OBJECTIVE | For each line below that includes the word "Καθόλου", make a copy.

RECORD LIST |
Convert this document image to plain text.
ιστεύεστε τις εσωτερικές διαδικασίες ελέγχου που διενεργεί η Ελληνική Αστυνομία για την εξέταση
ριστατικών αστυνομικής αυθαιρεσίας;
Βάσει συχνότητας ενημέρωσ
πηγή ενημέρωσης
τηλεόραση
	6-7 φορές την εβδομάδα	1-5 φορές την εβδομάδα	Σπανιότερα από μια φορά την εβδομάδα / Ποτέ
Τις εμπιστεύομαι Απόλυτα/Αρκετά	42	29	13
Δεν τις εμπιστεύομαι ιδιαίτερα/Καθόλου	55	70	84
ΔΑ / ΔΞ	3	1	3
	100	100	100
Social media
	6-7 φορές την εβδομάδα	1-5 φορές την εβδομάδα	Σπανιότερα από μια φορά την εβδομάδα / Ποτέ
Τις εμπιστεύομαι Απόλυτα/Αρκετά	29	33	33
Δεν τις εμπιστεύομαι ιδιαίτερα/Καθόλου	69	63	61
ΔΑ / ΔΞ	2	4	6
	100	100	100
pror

THE RESULT |
Δεν τις εμπιστεύομαι ιδιαίτερα/Καθόλου	55	70	84
Δεν τις εμπιστεύομαι ιδιαίτερα/Καθόλου	69	63	61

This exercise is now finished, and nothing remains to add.